#### BRIEF
All records are to be retyped faithfully and completely.

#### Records
━━━━━━━━━━━━━━━━

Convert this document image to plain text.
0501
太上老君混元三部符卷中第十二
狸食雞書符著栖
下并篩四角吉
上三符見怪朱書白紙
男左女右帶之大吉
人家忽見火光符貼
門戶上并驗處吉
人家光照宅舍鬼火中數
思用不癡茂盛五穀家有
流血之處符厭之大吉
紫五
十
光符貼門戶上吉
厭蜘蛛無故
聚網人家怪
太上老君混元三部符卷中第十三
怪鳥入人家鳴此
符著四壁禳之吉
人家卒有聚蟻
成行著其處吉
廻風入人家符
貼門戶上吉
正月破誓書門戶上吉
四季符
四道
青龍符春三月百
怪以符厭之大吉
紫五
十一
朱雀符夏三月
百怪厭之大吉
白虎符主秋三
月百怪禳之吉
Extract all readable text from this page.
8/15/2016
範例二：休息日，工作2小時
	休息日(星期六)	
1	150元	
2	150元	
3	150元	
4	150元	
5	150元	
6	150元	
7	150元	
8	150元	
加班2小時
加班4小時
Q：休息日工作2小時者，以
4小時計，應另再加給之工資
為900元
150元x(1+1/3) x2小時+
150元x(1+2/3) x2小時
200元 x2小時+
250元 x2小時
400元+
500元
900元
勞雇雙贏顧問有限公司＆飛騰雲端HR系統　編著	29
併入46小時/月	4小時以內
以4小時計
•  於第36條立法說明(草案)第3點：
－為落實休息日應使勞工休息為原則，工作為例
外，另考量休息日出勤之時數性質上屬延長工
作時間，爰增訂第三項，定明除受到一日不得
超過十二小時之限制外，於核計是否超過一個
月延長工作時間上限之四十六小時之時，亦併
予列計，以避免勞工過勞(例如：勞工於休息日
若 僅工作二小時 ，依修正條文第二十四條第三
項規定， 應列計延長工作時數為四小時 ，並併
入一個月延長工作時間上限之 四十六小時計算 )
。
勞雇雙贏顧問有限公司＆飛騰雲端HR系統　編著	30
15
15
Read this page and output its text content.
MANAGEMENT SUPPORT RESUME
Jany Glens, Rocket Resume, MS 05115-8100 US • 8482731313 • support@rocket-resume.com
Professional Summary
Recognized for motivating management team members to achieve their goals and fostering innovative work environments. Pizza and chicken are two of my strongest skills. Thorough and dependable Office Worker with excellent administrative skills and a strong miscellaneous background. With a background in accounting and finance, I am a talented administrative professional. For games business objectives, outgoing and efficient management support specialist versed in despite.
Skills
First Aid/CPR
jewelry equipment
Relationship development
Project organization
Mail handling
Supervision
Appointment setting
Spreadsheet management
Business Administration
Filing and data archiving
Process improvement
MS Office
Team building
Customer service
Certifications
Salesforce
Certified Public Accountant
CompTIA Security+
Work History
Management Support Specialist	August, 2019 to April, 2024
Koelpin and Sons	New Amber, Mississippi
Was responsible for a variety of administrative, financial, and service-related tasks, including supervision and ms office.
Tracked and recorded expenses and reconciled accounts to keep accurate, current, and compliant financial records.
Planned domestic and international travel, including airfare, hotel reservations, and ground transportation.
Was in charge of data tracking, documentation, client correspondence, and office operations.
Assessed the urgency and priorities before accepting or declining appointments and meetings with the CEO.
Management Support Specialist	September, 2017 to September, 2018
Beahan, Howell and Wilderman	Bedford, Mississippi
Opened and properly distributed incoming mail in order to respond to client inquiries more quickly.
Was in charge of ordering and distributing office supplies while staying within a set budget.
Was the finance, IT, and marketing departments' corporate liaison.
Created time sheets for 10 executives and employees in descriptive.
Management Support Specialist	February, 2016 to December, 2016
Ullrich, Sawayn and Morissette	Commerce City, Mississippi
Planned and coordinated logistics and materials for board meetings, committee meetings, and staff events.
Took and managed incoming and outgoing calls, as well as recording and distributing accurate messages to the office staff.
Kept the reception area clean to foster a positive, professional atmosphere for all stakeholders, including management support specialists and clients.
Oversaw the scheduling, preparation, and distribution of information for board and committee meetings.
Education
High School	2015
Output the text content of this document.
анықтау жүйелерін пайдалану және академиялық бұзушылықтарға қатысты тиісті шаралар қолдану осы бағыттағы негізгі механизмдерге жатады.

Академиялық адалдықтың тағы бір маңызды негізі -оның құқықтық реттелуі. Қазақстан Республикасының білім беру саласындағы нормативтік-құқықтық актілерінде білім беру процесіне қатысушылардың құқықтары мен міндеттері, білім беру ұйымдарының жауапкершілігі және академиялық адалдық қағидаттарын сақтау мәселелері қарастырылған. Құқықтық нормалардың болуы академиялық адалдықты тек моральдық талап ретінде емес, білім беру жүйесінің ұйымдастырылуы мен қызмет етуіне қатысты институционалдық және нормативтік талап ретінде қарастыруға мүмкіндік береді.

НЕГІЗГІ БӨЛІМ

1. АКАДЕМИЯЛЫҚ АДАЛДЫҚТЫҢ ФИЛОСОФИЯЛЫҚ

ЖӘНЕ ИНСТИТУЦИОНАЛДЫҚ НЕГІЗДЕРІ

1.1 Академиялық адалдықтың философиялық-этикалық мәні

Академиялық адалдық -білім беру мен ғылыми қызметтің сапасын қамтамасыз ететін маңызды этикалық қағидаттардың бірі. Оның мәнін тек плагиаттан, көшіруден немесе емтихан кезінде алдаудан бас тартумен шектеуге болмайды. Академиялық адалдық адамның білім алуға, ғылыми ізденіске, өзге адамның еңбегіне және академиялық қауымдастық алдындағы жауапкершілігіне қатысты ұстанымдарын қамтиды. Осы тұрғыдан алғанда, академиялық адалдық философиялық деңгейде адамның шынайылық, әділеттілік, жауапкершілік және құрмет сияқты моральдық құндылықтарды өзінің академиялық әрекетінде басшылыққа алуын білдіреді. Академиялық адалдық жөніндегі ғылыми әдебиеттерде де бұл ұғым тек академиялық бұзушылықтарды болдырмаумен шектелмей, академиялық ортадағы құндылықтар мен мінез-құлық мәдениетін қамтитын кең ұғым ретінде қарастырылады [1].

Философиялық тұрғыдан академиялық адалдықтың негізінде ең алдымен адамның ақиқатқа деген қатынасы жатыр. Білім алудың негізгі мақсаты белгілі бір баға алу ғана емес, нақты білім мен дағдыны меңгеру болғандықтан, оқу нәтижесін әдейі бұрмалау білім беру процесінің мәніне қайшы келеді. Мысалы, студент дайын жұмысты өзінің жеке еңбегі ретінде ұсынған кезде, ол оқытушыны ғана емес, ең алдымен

━━━━━━━━━━━━━━━━

#### TASK RESULT
Convert this document image to plain text.
0501
太上老君混元三部符卷中第十二
狸食雞書符著栖
下并篩四角吉
上三符見怪朱書白紙
男左女右帶之大吉
人家忽見火光符貼
門戶上并驗處吉
人家光照宅舍鬼火中數
思用不癡茂盛五穀家有
流血之處符厭之大吉
紫五
十
光符貼門戶上吉
厭蜘蛛無故
聚網人家怪
太上老君混元三部符卷中第十三
怪鳥入人家鳴此
符著四壁禳之吉
人家卒有聚蟻
成行著其處吉
廻風入人家符
貼門戶上吉
正月破誓書門戶上吉
四季符
四道
青龍符春三月百
怪以符厭之大吉
紫五
十一
朱雀符夏三月
百怪厭之大吉
白虎符主秋三
月百怪禳之吉
Extract all readable text from this page.
8/15/2016
範例二：休息日，工作2小時
	休息日(星期六)	
1	150元	
2	150元	
3	150元	
4	150元	
5	150元	
6	150元	
7	150元	
8	150元	
加班2小時
加班4小時
Q：休息日工作2小時者，以
4小時計，應另再加給之工資
為900元
150元x(1+1/3) x2小時+
150元x(1+2/3) x2小時
200元 x2小時+
250元 x2小時
400元+
500元
900元
勞雇雙贏顧問有限公司＆飛騰雲端HR系統　編著	29
併入46小時/月	4小時以內
以4小時計
•  於第36條立法說明(草案)第3點：
－為落實休息日應使勞工休息為原則，工作為例
外，另考量休息日出勤之時數性質上屬延長工
作時間，爰增訂第三項，定明除受到一日不得
超過十二小時之限制外，於核計是否超過一個
月延長工作時間上限之四十六小時之時，亦併
予列計，以避免勞工過勞(例如：勞工於休息日
若 僅工作二小時 ，依修正條文第二十四條第三
項規定， 應列計延長工作時數為四小時 ，並併
入一個月延長工作時間上限之 四十六小時計算 )
。
勞雇雙贏顧問有限公司＆飛騰雲端HR系統　編著	30
15
15
Read this page and output its text content.
MANAGEMENT SUPPORT RESUME
Jany Glens, Rocket Resume, MS 05115-8100 US • 8482731313 • support@rocket-resume.com
Professional Summary
Recognized for motivating management team members to achieve their goals and fostering innovative work environments. Pizza and chicken are two of my strongest skills. Thorough and dependable Office Worker with excellent administrative skills and a strong miscellaneous background. With a background in accounting and finance, I am a talented administrative professional. For games business objectives, outgoing and efficient management support specialist versed in despite.
Skills
First Aid/CPR
jewelry equipment
Relationship development
Project organization
Mail handling
Supervision
Appointment setting
Spreadsheet management
Business Administration
Filing and data archiving
Process improvement
MS Office
Team building
Customer service
Certifications
Salesforce
Certified Public Accountant
CompTIA Security+
Work History
Management Support Specialist	August, 2019 to April, 2024
Koelpin and Sons	New Amber, Mississippi
Was responsible for a variety of administrative, financial, and service-related tasks, including supervision and ms office.
Tracked and recorded expenses and reconciled accounts to keep accurate, current, and compliant financial records.
Planned domestic and international travel, including airfare, hotel reservations, and ground transportation.
Was in charge of data tracking, documentation, client correspondence, and office operations.
Assessed the urgency and priorities before accepting or declining appointments and meetings with the CEO.
Management Support Specialist	September, 2017 to September, 2018
Beahan, Howell and Wilderman	Bedford, Mississippi
Opened and properly distributed incoming mail in order to respond to client inquiries more quickly.
Was in charge of ordering and distributing office supplies while staying within a set budget.
Was the finance, IT, and marketing departments' corporate liaison.
Created time sheets for 10 executives and employees in descriptive.
Management Support Specialist	February, 2016 to December, 2016
Ullrich, Sawayn and Morissette	Commerce City, Mississippi
Planned and coordinated logistics and materials for board meetings, committee meetings, and staff events.
Took and managed incoming and outgoing calls, as well as recording and distributing accurate messages to the office staff.
Kept the reception area clean to foster a positive, professional atmosphere for all stakeholders, including management support specialists and clients.
Oversaw the scheduling, preparation, and distribution of information for board and committee meetings.
Education
High School	2015
Output the text content of this document.
анықтау жүйелерін пайдалану және академиялық бұзушылықтарға қатысты тиісті шаралар қолдану осы бағыттағы негізгі механизмдерге жатады.

Академиялық адалдықтың тағы бір маңызды негізі -оның құқықтық реттелуі. Қазақстан Республикасының білім беру саласындағы нормативтік-құқықтық актілерінде білім беру процесіне қатысушылардың құқықтары мен міндеттері, білім беру ұйымдарының жауапкершілігі және академиялық адалдық қағидаттарын сақтау мәселелері қарастырылған. Құқықтық нормалардың болуы академиялық адалдықты тек моральдық талап ретінде емес, білім беру жүйесінің ұйымдастырылуы мен қызмет етуіне қатысты институционалдық және нормативтік талап ретінде қарастыруға мүмкіндік береді.

НЕГІЗГІ БӨЛІМ

1. АКАДЕМИЯЛЫҚ АДАЛДЫҚТЫҢ ФИЛОСОФИЯЛЫҚ

ЖӘНЕ ИНСТИТУЦИОНАЛДЫҚ НЕГІЗДЕРІ

1.1 Академиялық адалдықтың философиялық-этикалық мәні

Академиялық адалдық -білім беру мен ғылыми қызметтің сапасын қамтамасыз ететін маңызды этикалық қағидаттардың бірі. Оның мәнін тек плагиаттан, көшіруден немесе емтихан кезінде алдаудан бас тартумен шектеуге болмайды. Академиялық адалдық адамның білім алуға, ғылыми ізденіске, өзге адамның еңбегіне және академиялық қауымдастық алдындағы жауапкершілігіне қатысты ұстанымдарын қамтиды. Осы тұрғыдан алғанда, академиялық адалдық философиялық деңгейде адамның шынайылық, әділеттілік, жауапкершілік және құрмет сияқты моральдық құндылықтарды өзінің академиялық әрекетінде басшылыққа алуын білдіреді. Академиялық адалдық жөніндегі ғылыми әдебиеттерде де бұл ұғым тек академиялық бұзушылықтарды болдырмаумен шектелмей, академиялық ортадағы құндылықтар мен мінез-құлық мәдениетін қамтитын кең ұғым ретінде қарастырылады [1].

Философиялық тұрғыдан академиялық адалдықтың негізінде ең алдымен адамның ақиқатқа деген қатынасы жатыр. Білім алудың негізгі мақсаты белгілі бір баға алу ғана емес, нақты білім мен дағдыны меңгеру болғандықтан, оқу нәтижесін әдейі бұрмалау білім беру процесінің мәніне қайшы келеді. Мысалы, студент дайын жұмысты өзінің жеке еңбегі ретінде ұсынған кезде, ол оқытушыны ғана емес, ең алдымен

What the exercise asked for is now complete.